Working data:
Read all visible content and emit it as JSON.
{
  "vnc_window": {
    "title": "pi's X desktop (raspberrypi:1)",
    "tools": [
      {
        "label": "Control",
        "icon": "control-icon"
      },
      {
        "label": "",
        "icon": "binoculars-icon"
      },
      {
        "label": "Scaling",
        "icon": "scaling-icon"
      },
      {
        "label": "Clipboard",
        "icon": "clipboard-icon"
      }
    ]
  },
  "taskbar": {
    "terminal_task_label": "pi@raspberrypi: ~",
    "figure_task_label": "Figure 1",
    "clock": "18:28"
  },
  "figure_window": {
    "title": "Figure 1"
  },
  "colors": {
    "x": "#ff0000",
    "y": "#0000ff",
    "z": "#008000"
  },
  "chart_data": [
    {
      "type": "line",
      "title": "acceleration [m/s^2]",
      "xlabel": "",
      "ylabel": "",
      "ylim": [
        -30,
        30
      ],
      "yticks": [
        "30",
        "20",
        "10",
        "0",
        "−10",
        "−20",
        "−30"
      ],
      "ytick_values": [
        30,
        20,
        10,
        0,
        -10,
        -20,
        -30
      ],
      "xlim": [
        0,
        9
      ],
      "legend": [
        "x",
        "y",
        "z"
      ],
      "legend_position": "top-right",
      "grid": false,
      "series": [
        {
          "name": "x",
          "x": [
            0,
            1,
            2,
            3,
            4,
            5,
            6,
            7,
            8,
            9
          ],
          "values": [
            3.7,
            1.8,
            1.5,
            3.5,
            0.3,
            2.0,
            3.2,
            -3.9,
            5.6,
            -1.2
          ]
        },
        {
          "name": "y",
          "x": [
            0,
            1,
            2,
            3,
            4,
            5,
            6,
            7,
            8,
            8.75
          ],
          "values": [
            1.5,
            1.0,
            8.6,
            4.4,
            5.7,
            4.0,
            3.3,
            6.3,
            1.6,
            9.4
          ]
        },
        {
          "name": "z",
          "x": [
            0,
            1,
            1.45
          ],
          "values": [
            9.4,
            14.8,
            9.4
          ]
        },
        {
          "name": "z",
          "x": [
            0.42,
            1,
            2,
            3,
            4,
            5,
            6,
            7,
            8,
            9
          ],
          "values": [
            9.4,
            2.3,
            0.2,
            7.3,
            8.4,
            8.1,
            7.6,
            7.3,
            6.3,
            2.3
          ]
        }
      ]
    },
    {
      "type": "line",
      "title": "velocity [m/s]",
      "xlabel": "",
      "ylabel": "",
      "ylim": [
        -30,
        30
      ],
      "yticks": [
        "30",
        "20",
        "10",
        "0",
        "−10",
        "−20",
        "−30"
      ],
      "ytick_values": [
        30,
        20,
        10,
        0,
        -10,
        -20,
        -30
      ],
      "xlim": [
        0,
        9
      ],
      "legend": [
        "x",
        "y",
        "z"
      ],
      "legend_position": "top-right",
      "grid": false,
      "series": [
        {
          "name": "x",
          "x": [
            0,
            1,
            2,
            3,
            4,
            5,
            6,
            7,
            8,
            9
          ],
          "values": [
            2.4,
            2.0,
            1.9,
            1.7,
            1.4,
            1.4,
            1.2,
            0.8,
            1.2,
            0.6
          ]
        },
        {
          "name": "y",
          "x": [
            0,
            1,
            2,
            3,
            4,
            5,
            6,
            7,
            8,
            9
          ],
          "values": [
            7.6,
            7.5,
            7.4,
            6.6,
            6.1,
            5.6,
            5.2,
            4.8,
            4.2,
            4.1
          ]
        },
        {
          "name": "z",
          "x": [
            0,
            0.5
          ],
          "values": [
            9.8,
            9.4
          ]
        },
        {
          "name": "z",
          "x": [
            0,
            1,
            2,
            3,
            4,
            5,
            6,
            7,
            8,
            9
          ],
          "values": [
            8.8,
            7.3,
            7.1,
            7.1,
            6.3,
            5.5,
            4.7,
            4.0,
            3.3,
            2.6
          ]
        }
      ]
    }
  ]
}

What to do:
Say how many lines of the material contain the word "raspberrypi", with no other text.

Finished exercise:
2